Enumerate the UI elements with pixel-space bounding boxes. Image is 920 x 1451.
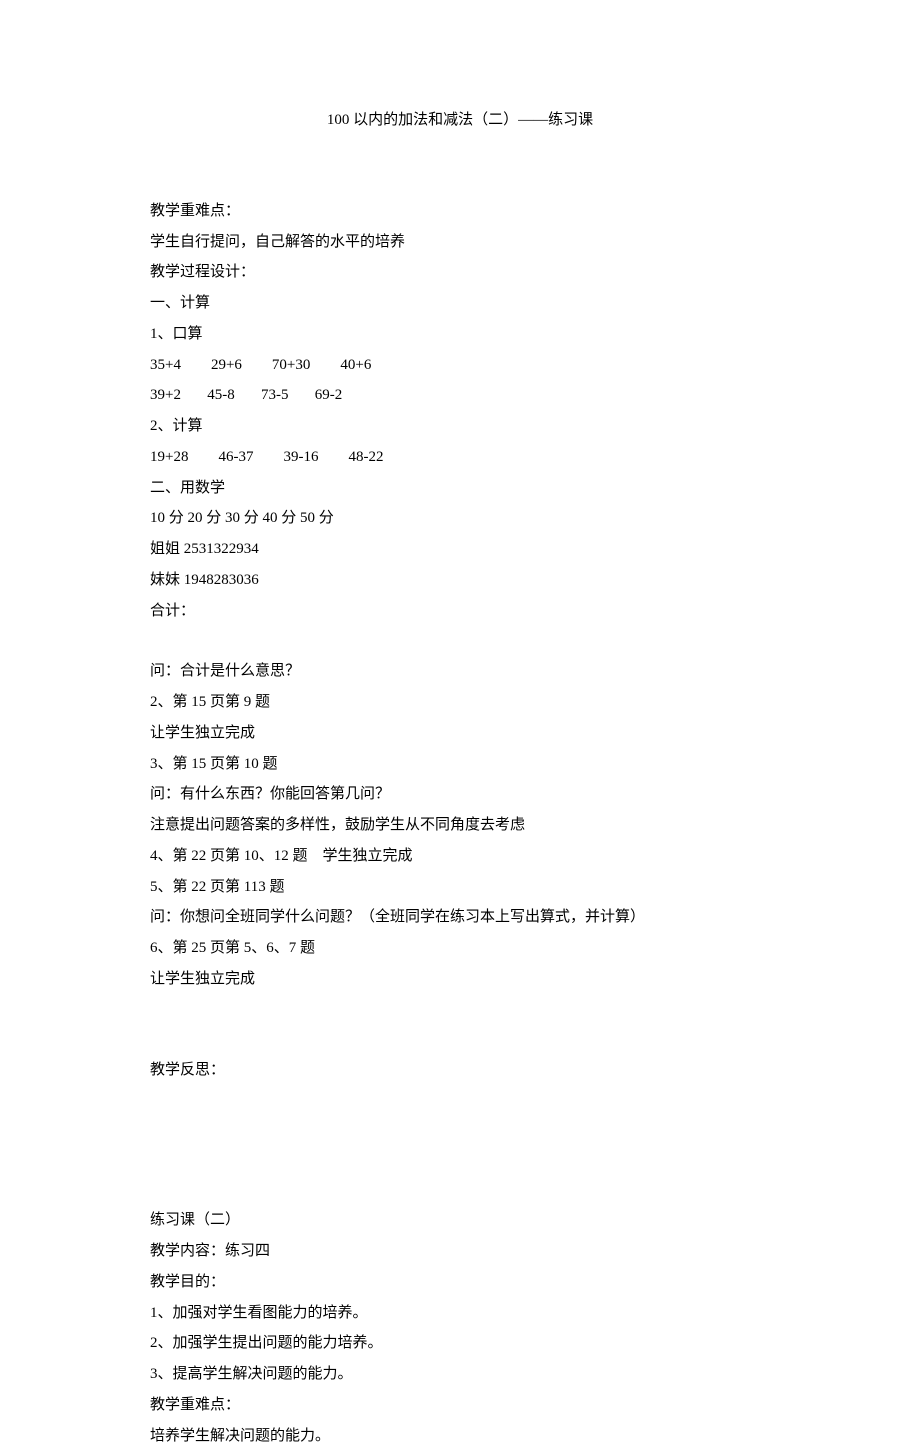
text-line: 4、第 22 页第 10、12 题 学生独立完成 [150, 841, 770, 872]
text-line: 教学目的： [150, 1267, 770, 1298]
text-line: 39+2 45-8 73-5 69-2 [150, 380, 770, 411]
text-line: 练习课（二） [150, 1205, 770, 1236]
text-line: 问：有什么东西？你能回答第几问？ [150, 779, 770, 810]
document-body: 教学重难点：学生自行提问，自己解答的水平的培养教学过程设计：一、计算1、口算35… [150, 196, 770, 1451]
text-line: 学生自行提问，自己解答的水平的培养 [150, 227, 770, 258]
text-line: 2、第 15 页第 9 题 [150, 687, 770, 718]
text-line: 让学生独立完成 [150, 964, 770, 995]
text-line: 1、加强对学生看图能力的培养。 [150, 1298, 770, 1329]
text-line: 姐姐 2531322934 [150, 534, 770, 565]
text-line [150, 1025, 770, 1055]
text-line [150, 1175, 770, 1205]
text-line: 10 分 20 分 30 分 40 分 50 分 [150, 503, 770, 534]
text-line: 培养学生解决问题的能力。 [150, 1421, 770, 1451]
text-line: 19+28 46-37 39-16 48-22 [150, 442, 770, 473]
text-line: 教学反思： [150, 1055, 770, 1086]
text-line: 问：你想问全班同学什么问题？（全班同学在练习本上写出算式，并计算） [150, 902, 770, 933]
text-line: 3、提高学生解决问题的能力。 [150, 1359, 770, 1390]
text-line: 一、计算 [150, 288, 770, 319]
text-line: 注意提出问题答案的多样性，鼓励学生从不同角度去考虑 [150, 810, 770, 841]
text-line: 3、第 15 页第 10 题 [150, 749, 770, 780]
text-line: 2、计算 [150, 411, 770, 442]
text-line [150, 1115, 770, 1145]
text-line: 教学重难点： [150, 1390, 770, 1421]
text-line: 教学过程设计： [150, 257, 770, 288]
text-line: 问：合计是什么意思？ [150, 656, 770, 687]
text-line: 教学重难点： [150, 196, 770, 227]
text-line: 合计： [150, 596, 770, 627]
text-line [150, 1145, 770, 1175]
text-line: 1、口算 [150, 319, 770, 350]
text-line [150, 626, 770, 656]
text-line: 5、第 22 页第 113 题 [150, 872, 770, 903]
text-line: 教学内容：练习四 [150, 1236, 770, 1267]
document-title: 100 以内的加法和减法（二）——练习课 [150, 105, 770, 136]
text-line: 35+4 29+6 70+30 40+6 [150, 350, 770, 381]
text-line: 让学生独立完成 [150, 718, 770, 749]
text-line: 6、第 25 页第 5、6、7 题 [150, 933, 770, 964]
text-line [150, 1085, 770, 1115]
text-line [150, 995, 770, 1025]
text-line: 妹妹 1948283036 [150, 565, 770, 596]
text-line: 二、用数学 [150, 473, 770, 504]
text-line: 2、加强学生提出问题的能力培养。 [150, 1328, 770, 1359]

● ● ● ●

WHAT YOU SHOULD DO: Return each line from the rows above that contains the string "让学生独立完成", copied in full.

ANSWER TO THIS EXERCISE:
text-line: 让学生独立完成 [150, 964, 770, 995]
text-line: 让学生独立完成 [150, 718, 770, 749]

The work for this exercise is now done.